[Stored data]
##############################
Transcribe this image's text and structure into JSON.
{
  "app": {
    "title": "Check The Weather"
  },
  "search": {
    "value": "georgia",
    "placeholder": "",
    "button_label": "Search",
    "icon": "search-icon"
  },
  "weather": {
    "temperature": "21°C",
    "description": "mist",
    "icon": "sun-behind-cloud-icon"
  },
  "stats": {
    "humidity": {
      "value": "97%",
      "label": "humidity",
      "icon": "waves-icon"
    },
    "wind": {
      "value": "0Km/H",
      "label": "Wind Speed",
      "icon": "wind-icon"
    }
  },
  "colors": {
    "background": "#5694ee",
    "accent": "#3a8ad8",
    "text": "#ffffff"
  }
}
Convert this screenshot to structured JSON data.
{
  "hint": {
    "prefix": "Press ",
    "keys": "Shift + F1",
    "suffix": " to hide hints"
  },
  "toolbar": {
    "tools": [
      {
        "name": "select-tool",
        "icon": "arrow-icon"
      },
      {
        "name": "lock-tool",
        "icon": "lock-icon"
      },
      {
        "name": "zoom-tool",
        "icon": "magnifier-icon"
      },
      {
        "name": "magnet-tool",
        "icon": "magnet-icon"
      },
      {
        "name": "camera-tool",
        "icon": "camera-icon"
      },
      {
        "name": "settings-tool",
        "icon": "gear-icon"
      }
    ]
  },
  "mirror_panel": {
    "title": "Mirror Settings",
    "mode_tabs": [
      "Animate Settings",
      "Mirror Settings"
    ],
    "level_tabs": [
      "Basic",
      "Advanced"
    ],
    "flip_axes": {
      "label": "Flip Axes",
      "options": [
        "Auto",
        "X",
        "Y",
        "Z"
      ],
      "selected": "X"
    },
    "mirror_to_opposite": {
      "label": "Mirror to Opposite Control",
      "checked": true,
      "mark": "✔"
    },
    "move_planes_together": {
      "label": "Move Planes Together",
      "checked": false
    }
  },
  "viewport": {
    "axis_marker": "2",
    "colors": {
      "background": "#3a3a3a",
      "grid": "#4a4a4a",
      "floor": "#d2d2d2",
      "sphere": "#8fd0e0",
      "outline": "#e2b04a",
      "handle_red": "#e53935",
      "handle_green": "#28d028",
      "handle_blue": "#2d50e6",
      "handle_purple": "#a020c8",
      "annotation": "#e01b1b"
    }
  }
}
##############################
* _Exercise brief_
Reproduce the final stretch of the data above: every line from the one holding "Convert this screenshot" through the end, inclusive, exactly as written and nothing else.

* _Exercise result_
Convert this screenshot to structured JSON data.
{
  "hint": {
    "prefix": "Press ",
    "keys": "Shift + F1",
    "suffix": " to hide hints"
  },
  "toolbar": {
    "tools": [
      {
        "name": "select-tool",
        "icon": "arrow-icon"
      },
      {
        "name": "lock-tool",
        "icon": "lock-icon"
      },
      {
        "name": "zoom-tool",
        "icon": "magnifier-icon"
      },
      {
        "name": "magnet-tool",
        "icon": "magnet-icon"
      },
      {
        "name": "camera-tool",
        "icon": "camera-icon"
      },
      {
        "name": "settings-tool",
        "icon": "gear-icon"
      }
    ]
  },
  "mirror_panel": {
    "title": "Mirror Settings",
    "mode_tabs": [
      "Animate Settings",
      "Mirror Settings"
    ],
    "level_tabs": [
      "Basic",
      "Advanced"
    ],
    "flip_axes": {
      "label": "Flip Axes",
      "options": [
        "Auto",
        "X",
        "Y",
        "Z"
      ],
      "selected": "X"
    },
    "mirror_to_opposite": {
      "label": "Mirror to Opposite Control",
      "checked": true,
      "mark": "✔"
    },
    "move_planes_together": {
      "label": "Move Planes Together",
      "checked": false
    }
  },
  "viewport": {
    "axis_marker": "2",
    "colors": {
      "background": "#3a3a3a",
      "grid": "#4a4a4a",
      "floor": "#d2d2d2",
      "sphere": "#8fd0e0",
      "outline": "#e2b04a",
      "handle_red": "#e53935",
      "handle_green": "#28d028",
      "handle_blue": "#2d50e6",
      "handle_purple": "#a020c8",
      "annotation": "#e01b1b"
    }
  }
}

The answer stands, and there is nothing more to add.